[start]

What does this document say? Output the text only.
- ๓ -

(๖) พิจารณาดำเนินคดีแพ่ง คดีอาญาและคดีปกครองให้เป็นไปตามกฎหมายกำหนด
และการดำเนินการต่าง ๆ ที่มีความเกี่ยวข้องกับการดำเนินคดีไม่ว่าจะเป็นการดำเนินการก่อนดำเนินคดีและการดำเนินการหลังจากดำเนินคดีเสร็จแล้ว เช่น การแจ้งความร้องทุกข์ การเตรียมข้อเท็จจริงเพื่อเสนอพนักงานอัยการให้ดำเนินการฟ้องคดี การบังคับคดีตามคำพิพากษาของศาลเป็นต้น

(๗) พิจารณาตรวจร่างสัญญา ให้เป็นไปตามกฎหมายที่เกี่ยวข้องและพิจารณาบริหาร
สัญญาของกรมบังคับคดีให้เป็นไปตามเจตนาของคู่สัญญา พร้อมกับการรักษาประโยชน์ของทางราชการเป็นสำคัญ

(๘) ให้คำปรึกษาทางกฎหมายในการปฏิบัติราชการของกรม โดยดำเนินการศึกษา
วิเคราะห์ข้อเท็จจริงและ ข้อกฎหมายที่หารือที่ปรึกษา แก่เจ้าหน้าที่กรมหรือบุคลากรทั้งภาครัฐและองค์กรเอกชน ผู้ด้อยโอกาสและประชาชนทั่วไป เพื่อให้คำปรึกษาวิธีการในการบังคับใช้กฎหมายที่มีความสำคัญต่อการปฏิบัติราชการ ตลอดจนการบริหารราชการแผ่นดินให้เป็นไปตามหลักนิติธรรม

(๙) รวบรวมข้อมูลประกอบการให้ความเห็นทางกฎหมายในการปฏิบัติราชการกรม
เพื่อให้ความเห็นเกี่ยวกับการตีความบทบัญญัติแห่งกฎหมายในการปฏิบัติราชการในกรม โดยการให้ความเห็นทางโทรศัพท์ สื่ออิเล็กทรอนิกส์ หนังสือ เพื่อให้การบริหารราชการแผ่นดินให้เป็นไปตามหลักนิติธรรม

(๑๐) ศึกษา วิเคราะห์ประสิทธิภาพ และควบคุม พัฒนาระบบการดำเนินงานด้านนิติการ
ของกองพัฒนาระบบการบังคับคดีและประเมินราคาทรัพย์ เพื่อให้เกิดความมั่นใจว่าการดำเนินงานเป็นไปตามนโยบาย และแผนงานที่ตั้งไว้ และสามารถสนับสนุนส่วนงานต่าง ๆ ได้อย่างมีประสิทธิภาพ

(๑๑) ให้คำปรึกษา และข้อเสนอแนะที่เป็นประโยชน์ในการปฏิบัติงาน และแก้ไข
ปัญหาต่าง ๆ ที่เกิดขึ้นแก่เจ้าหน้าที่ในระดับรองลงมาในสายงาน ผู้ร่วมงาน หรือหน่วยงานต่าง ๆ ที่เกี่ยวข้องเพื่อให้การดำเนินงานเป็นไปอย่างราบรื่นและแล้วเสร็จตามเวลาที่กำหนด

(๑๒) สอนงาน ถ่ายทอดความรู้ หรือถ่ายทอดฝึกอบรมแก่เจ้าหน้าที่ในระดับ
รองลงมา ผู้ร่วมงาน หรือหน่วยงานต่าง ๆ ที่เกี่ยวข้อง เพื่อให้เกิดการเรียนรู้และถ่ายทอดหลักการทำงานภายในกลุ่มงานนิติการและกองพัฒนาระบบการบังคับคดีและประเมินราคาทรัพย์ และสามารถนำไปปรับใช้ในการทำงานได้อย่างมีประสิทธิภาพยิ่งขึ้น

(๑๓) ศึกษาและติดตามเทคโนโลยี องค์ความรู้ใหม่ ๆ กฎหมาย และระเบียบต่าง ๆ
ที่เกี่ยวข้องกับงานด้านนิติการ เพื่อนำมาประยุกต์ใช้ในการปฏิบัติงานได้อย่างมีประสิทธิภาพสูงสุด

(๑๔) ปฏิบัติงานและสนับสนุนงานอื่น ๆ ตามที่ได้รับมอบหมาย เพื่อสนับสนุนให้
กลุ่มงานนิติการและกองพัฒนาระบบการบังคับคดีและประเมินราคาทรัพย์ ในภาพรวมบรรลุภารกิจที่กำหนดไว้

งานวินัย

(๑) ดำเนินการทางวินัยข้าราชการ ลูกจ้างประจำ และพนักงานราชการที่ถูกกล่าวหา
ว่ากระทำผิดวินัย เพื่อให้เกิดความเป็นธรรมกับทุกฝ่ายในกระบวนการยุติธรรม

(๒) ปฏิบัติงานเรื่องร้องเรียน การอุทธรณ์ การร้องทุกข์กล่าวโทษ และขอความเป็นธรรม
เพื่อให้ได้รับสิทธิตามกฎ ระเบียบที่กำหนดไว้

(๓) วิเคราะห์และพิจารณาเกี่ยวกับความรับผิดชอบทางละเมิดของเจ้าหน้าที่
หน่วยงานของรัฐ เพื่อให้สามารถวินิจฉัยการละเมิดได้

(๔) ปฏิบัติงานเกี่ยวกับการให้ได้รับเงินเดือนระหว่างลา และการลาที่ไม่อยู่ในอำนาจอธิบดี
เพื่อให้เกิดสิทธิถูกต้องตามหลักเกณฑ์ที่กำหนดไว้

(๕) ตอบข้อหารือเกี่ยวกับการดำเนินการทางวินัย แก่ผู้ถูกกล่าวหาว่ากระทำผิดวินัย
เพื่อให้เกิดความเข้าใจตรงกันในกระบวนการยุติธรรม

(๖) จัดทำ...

[end]

### TASK REQUIREMENTS
Using the data above, output each line exactly.

### WRITTEN ANSWER
What does this document say? Output the text only.
- ๓ -

(๖) พิจารณาดำเนินคดีแพ่ง คดีอาญาและคดีปกครองให้เป็นไปตามกฎหมายกำหนด
และการดำเนินการต่าง ๆ ที่มีความเกี่ยวข้องกับการดำเนินคดีไม่ว่าจะเป็นการดำเนินการก่อนดำเนินคดีและการดำเนินการหลังจากดำเนินคดีเสร็จแล้ว เช่น การแจ้งความร้องทุกข์ การเตรียมข้อเท็จจริงเพื่อเสนอพนักงานอัยการให้ดำเนินการฟ้องคดี การบังคับคดีตามคำพิพากษาของศาลเป็นต้น

(๗) พิจารณาตรวจร่างสัญญา ให้เป็นไปตามกฎหมายที่เกี่ยวข้องและพิจารณาบริหาร
สัญญาของกรมบังคับคดีให้เป็นไปตามเจตนาของคู่สัญญา พร้อมกับการรักษาประโยชน์ของทางราชการเป็นสำคัญ

(๘) ให้คำปรึกษาทางกฎหมายในการปฏิบัติราชการของกรม โดยดำเนินการศึกษา
วิเคราะห์ข้อเท็จจริงและ ข้อกฎหมายที่หารือที่ปรึกษา แก่เจ้าหน้าที่กรมหรือบุคลากรทั้งภาครัฐและองค์กรเอกชน ผู้ด้อยโอกาสและประชาชนทั่วไป เพื่อให้คำปรึกษาวิธีการในการบังคับใช้กฎหมายที่มีความสำคัญต่อการปฏิบัติราชการ ตลอดจนการบริหารราชการแผ่นดินให้เป็นไปตามหลักนิติธรรม

(๙) รวบรวมข้อมูลประกอบการให้ความเห็นทางกฎหมายในการปฏิบัติราชการกรม
เพื่อให้ความเห็นเกี่ยวกับการตีความบทบัญญัติแห่งกฎหมายในการปฏิบัติราชการในกรม โดยการให้ความเห็นทางโทรศัพท์ สื่ออิเล็กทรอนิกส์ หนังสือ เพื่อให้การบริหารราชการแผ่นดินให้เป็นไปตามหลักนิติธรรม

(๑๐) ศึกษา วิเคราะห์ประสิทธิภาพ และควบคุม พัฒนาระบบการดำเนินงานด้านนิติการ
ของกองพัฒนาระบบการบังคับคดีและประเมินราคาทรัพย์ เพื่อให้เกิดความมั่นใจว่าการดำเนินงานเป็นไปตามนโยบาย และแผนงานที่ตั้งไว้ และสามารถสนับสนุนส่วนงานต่าง ๆ ได้อย่างมีประสิทธิภาพ

(๑๑) ให้คำปรึกษา และข้อเสนอแนะที่เป็นประโยชน์ในการปฏิบัติงาน และแก้ไข
ปัญหาต่าง ๆ ที่เกิดขึ้นแก่เจ้าหน้าที่ในระดับรองลงมาในสายงาน ผู้ร่วมงาน หรือหน่วยงานต่าง ๆ ที่เกี่ยวข้องเพื่อให้การดำเนินงานเป็นไปอย่างราบรื่นและแล้วเสร็จตามเวลาที่กำหนด

(๑๒) สอนงาน ถ่ายทอดความรู้ หรือถ่ายทอดฝึกอบรมแก่เจ้าหน้าที่ในระดับ
รองลงมา ผู้ร่วมงาน หรือหน่วยงานต่าง ๆ ที่เกี่ยวข้อง เพื่อให้เกิดการเรียนรู้และถ่ายทอดหลักการทำงานภายในกลุ่มงานนิติการและกองพัฒนาระบบการบังคับคดีและประเมินราคาทรัพย์ และสามารถนำไปปรับใช้ในการทำงานได้อย่างมีประสิทธิภาพยิ่งขึ้น

(๑๓) ศึกษาและติดตามเทคโนโลยี องค์ความรู้ใหม่ ๆ กฎหมาย และระเบียบต่าง ๆ
ที่เกี่ยวข้องกับงานด้านนิติการ เพื่อนำมาประยุกต์ใช้ในการปฏิบัติงานได้อย่างมีประสิทธิภาพสูงสุด

(๑๔) ปฏิบัติงานและสนับสนุนงานอื่น ๆ ตามที่ได้รับมอบหมาย เพื่อสนับสนุนให้
กลุ่มงานนิติการและกองพัฒนาระบบการบังคับคดีและประเมินราคาทรัพย์ ในภาพรวมบรรลุภารกิจที่กำหนดไว้

งานวินัย

(๑) ดำเนินการทางวินัยข้าราชการ ลูกจ้างประจำ และพนักงานราชการที่ถูกกล่าวหา
ว่ากระทำผิดวินัย เพื่อให้เกิดความเป็นธรรมกับทุกฝ่ายในกระบวนการยุติธรรม

(๒) ปฏิบัติงานเรื่องร้องเรียน การอุทธรณ์ การร้องทุกข์กล่าวโทษ และขอความเป็นธรรม
เพื่อให้ได้รับสิทธิตามกฎ ระเบียบที่กำหนดไว้

(๓) วิเคราะห์และพิจารณาเกี่ยวกับความรับผิดชอบทางละเมิดของเจ้าหน้าที่
หน่วยงานของรัฐ เพื่อให้สามารถวินิจฉัยการละเมิดได้

(๔) ปฏิบัติงานเกี่ยวกับการให้ได้รับเงินเดือนระหว่างลา และการลาที่ไม่อยู่ในอำนาจอธิบดี
เพื่อให้เกิดสิทธิถูกต้องตามหลักเกณฑ์ที่กำหนดไว้

(๕) ตอบข้อหารือเกี่ยวกับการดำเนินการทางวินัย แก่ผู้ถูกกล่าวหาว่ากระทำผิดวินัย
เพื่อให้เกิดความเข้าใจตรงกันในกระบวนการยุติธรรม

(๖) จัดทำ...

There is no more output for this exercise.